## REQUIRED TASK
How many lines of the records below contain the word "marker"? Answer with the number alone.

## WORKING DATA
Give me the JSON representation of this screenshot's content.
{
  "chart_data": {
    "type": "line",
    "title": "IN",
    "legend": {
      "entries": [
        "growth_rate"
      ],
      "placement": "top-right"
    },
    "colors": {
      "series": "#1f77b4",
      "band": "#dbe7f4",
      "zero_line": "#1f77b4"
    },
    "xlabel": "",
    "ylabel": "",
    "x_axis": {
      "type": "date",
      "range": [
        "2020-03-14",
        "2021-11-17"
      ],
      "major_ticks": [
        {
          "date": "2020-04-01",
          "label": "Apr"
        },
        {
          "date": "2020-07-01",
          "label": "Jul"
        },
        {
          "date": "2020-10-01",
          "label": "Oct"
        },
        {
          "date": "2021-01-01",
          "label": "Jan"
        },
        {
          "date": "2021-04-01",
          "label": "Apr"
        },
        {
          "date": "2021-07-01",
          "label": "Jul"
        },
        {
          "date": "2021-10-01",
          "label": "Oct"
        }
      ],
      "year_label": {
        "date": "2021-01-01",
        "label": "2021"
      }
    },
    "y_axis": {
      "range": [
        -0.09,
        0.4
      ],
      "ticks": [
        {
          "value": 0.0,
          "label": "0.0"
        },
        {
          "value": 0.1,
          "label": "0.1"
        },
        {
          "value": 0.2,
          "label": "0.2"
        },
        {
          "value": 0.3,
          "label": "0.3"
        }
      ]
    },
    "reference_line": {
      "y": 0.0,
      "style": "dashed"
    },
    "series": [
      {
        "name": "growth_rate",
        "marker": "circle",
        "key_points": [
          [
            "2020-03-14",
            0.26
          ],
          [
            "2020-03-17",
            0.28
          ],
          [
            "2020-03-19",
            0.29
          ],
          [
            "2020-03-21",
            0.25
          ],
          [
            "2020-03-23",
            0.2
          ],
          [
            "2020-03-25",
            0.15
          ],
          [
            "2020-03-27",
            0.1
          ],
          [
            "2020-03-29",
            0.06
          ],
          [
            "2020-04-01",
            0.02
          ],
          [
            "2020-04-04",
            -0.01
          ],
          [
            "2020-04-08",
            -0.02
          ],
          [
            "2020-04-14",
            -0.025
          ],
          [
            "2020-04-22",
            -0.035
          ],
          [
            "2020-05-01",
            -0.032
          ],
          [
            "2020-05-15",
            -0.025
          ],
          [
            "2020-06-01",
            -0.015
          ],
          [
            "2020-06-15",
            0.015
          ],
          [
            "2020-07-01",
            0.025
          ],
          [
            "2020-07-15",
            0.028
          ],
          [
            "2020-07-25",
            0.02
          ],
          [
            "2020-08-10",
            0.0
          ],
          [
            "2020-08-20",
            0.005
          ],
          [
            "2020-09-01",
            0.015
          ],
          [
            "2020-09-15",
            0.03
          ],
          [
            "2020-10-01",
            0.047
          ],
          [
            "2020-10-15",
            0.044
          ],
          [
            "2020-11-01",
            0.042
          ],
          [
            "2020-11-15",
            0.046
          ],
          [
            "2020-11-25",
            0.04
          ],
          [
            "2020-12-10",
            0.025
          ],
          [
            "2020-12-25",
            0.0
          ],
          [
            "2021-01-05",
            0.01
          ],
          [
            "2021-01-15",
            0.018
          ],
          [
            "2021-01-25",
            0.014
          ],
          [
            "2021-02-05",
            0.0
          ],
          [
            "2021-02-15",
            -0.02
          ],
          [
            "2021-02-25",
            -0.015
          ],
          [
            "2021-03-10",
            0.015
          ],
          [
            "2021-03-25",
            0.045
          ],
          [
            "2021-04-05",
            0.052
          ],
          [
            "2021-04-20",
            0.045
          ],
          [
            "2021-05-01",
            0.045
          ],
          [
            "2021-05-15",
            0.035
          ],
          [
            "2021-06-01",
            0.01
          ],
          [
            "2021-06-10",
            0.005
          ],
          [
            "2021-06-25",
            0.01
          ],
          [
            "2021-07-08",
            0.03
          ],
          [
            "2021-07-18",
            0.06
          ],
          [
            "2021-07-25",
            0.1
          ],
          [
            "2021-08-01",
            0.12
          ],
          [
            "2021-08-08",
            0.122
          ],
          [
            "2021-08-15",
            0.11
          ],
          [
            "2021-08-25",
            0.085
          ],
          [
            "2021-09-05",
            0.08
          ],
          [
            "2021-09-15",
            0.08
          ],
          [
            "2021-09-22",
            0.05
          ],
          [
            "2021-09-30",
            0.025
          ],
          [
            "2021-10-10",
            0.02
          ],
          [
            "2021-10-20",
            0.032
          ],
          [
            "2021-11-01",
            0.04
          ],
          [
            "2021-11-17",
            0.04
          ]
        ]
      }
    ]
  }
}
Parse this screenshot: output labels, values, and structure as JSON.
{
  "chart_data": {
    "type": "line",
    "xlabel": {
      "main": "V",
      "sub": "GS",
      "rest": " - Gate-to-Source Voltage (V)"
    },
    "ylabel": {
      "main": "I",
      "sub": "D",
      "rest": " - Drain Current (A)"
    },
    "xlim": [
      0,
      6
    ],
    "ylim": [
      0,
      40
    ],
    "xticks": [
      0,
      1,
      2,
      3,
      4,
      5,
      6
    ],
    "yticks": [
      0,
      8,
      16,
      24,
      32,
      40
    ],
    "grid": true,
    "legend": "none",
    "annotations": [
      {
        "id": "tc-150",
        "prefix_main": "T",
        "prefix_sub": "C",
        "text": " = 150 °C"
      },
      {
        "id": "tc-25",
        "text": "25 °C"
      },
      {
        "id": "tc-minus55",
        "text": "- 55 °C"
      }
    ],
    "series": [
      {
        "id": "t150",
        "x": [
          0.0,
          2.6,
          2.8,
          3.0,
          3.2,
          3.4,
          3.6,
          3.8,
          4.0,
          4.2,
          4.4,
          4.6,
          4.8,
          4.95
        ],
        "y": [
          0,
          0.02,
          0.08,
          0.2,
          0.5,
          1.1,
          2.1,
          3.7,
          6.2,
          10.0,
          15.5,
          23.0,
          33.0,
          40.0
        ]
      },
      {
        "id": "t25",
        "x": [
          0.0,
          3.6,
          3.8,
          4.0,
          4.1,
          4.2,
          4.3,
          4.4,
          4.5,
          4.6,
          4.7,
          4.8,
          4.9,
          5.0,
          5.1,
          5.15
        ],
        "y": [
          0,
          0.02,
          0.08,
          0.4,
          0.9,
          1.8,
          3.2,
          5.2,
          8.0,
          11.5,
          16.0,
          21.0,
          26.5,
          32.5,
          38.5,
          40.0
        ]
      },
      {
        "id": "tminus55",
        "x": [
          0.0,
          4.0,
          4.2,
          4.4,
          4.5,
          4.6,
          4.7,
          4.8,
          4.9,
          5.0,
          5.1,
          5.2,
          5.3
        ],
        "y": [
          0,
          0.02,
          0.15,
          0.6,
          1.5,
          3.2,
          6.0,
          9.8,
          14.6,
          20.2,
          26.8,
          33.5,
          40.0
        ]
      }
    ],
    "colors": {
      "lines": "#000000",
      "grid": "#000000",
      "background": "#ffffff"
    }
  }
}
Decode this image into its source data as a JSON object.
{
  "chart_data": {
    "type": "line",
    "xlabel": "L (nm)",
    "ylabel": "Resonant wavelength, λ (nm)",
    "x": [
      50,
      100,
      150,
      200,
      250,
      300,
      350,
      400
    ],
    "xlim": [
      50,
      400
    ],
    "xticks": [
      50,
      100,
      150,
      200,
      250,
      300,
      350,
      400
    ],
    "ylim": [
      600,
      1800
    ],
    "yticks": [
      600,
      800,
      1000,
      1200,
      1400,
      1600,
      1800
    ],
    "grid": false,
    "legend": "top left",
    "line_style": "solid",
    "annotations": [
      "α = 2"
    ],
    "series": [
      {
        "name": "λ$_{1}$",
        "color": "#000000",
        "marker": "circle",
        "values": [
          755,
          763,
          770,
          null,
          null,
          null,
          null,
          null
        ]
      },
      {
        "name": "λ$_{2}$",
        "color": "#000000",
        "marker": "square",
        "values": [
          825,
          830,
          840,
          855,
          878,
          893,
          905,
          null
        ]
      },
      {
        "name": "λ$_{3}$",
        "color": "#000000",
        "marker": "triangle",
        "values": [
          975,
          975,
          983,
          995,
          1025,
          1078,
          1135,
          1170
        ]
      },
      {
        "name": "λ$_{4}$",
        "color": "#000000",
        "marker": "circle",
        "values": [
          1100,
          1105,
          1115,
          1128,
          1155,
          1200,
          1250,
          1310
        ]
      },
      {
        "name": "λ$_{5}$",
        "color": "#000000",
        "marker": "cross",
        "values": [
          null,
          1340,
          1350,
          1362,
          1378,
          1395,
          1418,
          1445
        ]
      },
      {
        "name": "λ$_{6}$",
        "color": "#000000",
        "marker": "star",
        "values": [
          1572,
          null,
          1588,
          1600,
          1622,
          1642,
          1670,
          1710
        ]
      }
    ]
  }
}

## SOLUTION FOR THIS PROBLEM
7